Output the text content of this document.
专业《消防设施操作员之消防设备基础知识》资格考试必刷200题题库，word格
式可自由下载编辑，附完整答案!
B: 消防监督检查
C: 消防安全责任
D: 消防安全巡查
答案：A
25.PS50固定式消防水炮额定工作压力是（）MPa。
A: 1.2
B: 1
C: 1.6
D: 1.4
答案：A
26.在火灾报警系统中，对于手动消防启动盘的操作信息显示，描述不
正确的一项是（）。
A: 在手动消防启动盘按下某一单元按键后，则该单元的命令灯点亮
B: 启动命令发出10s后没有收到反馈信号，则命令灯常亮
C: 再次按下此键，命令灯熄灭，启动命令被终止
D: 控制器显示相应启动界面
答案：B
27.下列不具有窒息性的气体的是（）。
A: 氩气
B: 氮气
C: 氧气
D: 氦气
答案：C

*EXERCISE*
Go back to the listing above and please repeat it exactly.

*COMPLETE OUTPUT*
Output the text content of this document.
专业《消防设施操作员之消防设备基础知识》资格考试必刷200题题库，word格
式可自由下载编辑，附完整答案!
B: 消防监督检查
C: 消防安全责任
D: 消防安全巡查
答案：A
25.PS50固定式消防水炮额定工作压力是（）MPa。
A: 1.2
B: 1
C: 1.6
D: 1.4
答案：A
26.在火灾报警系统中，对于手动消防启动盘的操作信息显示，描述不
正确的一项是（）。
A: 在手动消防启动盘按下某一单元按键后，则该单元的命令灯点亮
B: 启动命令发出10s后没有收到反馈信号，则命令灯常亮
C: 再次按下此键，命令灯熄灭，启动命令被终止
D: 控制器显示相应启动界面
答案：B
27.下列不具有窒息性的气体的是（）。
A: 氩气
B: 氮气
C: 氧气
D: 氦气
答案：C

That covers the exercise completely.